## [Stated goal]
Look through the data below. Show each line where the string "areas" occurs.

## [Supplied information]
>>>
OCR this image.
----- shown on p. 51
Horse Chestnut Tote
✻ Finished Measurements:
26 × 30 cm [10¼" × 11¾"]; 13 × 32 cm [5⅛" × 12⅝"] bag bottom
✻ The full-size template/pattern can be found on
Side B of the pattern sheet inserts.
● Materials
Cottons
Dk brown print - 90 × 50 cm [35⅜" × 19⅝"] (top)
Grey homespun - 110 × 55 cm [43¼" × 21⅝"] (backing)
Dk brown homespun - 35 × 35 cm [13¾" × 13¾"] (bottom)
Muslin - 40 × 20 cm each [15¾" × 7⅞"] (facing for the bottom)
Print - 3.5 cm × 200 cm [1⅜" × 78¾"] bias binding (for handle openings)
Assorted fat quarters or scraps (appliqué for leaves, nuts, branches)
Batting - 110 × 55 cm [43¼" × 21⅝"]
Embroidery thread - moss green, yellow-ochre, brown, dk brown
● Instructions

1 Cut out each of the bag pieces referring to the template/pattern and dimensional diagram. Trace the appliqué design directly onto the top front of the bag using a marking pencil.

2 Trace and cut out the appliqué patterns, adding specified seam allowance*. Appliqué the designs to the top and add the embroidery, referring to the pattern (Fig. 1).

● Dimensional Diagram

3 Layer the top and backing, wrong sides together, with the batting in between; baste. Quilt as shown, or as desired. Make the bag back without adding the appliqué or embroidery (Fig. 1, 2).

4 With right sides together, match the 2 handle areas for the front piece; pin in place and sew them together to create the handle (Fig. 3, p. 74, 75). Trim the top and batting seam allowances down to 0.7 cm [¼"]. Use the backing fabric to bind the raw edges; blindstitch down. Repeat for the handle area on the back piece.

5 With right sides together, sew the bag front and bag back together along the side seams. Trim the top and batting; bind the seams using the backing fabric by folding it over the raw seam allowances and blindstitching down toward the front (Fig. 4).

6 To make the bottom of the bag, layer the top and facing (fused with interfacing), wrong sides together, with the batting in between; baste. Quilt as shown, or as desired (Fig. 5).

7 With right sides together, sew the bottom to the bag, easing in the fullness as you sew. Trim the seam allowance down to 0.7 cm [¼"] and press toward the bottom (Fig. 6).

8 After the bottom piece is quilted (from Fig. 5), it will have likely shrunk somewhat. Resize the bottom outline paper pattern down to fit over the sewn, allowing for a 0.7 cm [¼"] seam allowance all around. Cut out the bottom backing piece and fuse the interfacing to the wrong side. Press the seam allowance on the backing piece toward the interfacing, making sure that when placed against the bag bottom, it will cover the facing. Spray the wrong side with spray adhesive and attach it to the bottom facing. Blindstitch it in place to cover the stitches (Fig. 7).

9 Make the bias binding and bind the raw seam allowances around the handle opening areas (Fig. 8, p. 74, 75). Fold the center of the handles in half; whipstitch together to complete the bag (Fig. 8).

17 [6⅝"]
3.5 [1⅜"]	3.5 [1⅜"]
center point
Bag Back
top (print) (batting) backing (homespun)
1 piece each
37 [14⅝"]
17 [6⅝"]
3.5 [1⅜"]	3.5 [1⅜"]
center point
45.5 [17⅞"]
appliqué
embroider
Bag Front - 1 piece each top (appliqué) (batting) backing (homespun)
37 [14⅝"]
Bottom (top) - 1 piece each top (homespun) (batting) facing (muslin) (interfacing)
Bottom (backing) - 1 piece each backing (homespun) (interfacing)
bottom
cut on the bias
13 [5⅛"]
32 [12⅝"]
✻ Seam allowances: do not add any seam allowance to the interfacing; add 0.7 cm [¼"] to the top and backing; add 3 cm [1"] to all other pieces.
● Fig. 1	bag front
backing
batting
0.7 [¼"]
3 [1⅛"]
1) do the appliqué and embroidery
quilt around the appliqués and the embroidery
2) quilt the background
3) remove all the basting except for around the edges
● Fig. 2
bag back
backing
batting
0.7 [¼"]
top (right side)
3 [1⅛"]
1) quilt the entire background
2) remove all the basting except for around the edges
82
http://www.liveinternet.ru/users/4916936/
<<<
## [Expected output]
4 With right sides together, match the 2 handle areas for the front piece; pin in place and sew them together to create the handle (Fig. 3, p. 74, 75). Trim the top and batting seam allowances down to 0.7 cm [¼"]. Use the backing fabric to bind the raw edges; blindstitch down. Repeat for the handle area on the back piece.
9 Make the bias binding and bind the raw seam allowances around the handle opening areas (Fig. 8, p. 74, 75). Fold the center of the handles in half; whipstitch together to complete the bag (Fig. 8).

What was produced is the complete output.